[Begin]

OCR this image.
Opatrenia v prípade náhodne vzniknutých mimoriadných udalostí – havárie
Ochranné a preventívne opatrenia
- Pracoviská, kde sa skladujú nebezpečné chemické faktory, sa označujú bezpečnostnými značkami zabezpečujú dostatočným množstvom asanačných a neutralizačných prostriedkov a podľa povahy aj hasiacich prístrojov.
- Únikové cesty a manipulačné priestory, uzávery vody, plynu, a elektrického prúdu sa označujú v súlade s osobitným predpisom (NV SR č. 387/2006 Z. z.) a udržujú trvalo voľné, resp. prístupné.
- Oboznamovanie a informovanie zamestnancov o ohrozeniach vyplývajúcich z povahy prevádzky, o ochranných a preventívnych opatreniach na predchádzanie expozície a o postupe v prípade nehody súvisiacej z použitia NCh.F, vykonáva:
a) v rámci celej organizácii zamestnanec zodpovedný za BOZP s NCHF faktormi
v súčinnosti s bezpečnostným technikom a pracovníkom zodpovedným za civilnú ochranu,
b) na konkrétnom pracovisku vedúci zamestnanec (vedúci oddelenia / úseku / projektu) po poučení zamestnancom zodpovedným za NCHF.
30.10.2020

[End]
[Begin]

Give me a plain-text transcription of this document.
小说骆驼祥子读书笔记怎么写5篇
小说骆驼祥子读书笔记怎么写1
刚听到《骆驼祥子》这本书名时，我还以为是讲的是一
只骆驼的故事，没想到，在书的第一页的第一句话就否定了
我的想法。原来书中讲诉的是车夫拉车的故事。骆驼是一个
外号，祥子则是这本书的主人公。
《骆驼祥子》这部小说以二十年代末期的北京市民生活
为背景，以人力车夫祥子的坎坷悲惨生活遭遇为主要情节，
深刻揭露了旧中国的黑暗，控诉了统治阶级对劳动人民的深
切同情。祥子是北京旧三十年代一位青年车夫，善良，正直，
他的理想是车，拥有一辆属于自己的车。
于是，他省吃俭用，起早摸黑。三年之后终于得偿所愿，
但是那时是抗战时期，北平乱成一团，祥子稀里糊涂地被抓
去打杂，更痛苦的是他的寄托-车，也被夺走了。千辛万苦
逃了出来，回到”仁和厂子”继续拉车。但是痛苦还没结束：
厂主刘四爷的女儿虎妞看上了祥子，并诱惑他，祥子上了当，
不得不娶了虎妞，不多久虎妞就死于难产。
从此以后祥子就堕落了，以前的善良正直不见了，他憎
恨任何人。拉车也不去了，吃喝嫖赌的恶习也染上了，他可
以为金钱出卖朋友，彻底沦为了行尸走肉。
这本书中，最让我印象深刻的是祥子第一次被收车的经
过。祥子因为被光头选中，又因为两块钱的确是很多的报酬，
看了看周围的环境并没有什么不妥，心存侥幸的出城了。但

[End]
[Begin]

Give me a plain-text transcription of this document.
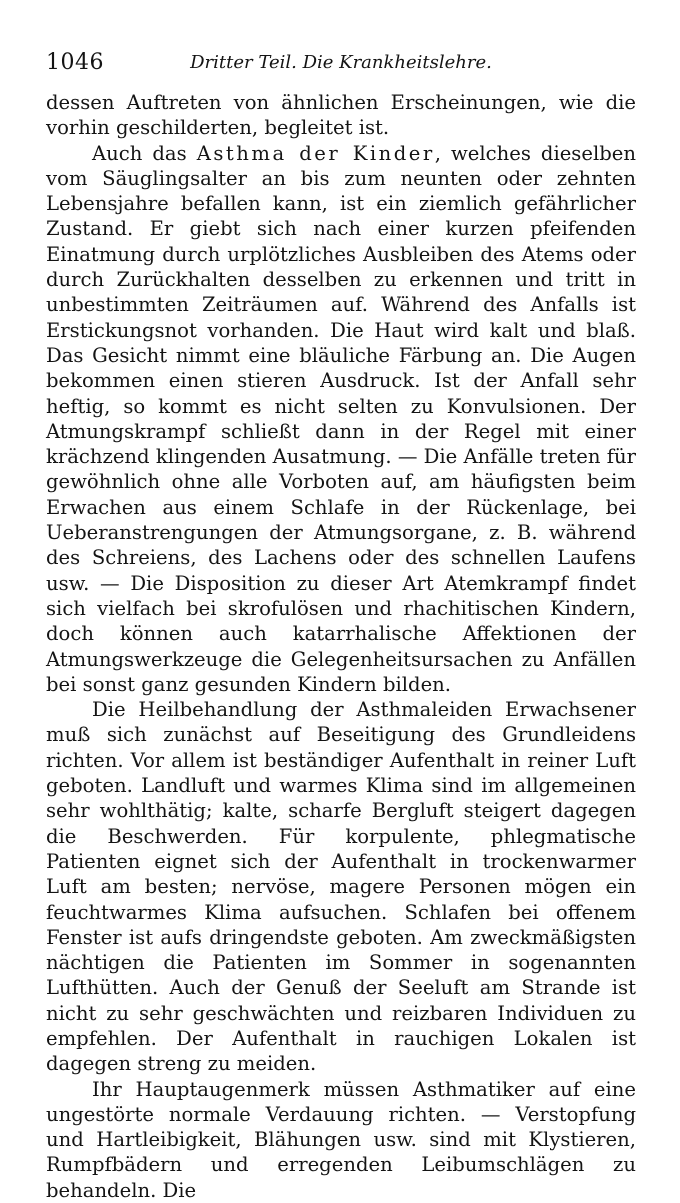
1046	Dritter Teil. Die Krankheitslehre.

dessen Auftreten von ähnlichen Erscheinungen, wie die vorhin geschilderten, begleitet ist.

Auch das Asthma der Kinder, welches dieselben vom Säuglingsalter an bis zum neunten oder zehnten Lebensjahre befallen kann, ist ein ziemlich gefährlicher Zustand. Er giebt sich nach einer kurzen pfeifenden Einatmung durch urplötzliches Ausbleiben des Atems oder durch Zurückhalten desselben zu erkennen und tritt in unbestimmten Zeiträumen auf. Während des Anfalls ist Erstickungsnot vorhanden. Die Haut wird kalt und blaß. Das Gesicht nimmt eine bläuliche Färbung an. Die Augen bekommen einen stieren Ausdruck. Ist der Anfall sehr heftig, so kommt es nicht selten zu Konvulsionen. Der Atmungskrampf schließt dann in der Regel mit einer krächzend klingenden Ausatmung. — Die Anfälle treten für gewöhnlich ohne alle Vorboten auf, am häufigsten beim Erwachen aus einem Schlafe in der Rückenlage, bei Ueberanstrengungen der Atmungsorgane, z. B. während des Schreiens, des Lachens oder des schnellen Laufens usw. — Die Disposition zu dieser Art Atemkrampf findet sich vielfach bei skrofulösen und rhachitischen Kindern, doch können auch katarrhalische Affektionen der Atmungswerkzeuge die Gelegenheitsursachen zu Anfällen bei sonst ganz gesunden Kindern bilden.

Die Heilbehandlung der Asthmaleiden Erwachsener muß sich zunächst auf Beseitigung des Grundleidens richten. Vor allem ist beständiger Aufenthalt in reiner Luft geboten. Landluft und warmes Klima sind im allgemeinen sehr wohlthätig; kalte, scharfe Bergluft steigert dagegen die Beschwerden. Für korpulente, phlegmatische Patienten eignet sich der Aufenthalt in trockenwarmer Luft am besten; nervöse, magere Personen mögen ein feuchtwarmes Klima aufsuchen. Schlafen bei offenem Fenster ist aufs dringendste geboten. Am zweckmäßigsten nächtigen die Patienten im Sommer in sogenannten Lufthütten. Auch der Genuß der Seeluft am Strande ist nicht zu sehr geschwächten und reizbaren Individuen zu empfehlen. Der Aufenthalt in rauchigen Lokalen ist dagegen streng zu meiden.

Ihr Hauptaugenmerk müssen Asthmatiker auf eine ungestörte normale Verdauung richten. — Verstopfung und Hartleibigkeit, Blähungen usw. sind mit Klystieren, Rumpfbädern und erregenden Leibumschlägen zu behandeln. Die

[End]

_DIRECTIONS_: Locate the word "zamestnanec" in the records above, and return each line that has it.

_WRITTEN RESPONSE_:
a) v rámci celej organizácii zamestnanec zodpovedný za BOZP s NCHF faktormi
b) na konkrétnom pracovisku vedúci zamestnanec (vedúci oddelenia / úseku / projektu) po poučení zamestnancom zodpovedným za NCHF.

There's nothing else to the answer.